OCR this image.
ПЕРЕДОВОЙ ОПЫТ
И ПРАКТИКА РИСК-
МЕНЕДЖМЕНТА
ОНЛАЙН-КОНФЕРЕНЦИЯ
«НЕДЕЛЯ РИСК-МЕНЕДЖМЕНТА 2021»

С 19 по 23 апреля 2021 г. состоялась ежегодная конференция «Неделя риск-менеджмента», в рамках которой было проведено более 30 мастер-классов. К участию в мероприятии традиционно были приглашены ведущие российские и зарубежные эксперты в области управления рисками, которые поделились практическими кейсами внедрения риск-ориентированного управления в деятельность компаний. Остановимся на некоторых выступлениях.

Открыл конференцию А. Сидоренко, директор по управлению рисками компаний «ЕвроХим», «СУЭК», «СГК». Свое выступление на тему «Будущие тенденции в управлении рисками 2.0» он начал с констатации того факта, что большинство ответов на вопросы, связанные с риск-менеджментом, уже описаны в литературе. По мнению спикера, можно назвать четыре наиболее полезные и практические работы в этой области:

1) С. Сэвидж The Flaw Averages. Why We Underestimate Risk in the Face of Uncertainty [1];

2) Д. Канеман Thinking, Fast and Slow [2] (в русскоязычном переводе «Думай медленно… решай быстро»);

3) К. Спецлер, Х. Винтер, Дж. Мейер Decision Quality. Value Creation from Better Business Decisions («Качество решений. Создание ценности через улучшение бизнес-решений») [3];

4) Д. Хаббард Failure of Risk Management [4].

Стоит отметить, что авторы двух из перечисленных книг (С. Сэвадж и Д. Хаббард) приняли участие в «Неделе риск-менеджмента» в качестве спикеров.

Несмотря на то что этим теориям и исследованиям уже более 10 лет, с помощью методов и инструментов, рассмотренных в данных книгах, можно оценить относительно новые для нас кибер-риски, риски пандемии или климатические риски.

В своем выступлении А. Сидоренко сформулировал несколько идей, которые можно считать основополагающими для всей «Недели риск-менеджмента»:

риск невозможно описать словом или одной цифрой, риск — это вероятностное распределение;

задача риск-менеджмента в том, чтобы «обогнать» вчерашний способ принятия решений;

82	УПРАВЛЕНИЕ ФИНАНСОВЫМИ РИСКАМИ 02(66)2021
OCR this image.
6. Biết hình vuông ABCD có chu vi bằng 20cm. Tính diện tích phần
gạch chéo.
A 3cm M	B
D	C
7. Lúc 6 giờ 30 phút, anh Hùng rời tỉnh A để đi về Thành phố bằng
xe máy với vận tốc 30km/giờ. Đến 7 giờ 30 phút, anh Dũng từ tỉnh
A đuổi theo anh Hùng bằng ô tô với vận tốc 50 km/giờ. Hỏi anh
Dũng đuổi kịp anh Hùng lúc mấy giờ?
◇ ◇ ◇ ◇
Which lines contain "bằng"? Copy each of them out.

### RESPONSE TO THE TASK
6. Biết hình vuông ABCD có chu vi bằng 20cm. Tính diện tích phần
7. Lúc 6 giờ 30 phút, anh Hùng rời tỉnh A để đi về Thành phố bằng
A đuổi theo anh Hùng bằng ô tô với vận tốc 50 km/giờ. Hỏi anh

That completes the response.